▶ **AIM**
Return a copy of every line in the records that includes the word "practice".

▶ **ROWS**
━━━━━━━━━━━━━━━━━━━━━━━━━━━━━━
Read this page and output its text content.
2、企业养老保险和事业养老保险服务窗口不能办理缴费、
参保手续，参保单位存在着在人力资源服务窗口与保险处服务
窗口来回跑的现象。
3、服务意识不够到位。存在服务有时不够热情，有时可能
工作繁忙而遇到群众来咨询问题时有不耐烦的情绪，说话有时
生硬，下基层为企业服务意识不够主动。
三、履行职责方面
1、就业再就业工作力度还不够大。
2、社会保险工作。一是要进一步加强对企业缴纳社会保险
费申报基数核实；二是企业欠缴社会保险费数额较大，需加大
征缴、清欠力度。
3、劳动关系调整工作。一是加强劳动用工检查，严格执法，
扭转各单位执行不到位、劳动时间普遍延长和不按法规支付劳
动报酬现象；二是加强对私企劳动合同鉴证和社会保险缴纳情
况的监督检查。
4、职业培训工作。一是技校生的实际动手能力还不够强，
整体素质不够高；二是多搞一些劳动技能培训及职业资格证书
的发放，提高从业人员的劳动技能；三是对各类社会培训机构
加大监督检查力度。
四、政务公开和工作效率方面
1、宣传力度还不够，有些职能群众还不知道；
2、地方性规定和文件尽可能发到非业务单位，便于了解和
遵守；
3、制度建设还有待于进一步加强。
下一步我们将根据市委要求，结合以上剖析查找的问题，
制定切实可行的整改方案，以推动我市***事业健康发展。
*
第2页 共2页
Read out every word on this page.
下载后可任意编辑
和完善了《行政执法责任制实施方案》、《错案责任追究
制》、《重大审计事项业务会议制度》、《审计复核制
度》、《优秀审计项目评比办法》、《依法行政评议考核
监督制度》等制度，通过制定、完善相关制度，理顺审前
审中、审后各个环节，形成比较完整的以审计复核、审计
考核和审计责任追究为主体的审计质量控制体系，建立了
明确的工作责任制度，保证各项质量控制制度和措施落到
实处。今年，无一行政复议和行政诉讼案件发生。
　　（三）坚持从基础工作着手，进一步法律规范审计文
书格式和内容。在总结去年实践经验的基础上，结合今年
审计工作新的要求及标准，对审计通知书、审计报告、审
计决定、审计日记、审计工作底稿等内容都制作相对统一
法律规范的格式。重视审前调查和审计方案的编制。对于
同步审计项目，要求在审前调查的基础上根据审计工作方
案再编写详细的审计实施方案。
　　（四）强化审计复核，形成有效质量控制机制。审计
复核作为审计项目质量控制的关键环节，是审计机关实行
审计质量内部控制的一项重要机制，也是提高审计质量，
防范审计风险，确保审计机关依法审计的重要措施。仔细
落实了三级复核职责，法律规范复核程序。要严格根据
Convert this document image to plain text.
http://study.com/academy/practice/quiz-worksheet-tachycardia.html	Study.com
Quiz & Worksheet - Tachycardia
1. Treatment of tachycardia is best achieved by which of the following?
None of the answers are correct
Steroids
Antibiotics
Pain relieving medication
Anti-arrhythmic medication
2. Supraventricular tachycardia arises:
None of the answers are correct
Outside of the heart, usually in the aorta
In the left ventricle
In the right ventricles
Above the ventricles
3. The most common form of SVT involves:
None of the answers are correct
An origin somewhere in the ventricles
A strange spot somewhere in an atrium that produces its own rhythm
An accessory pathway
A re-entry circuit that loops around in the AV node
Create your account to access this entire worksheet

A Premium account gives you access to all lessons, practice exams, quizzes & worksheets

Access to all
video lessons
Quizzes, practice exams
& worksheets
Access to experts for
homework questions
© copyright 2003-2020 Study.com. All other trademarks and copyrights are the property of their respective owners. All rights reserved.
━━━━━━━━━━━━━━━━━━━━━━━━━━━━━━
▶ **ANSWER FOR THE TASK**
http://study.com/academy/practice/quiz-worksheet-tachycardia.html	Study.com
A Premium account gives you access to all lessons, practice exams, quizzes & worksheets
Quizzes, practice exams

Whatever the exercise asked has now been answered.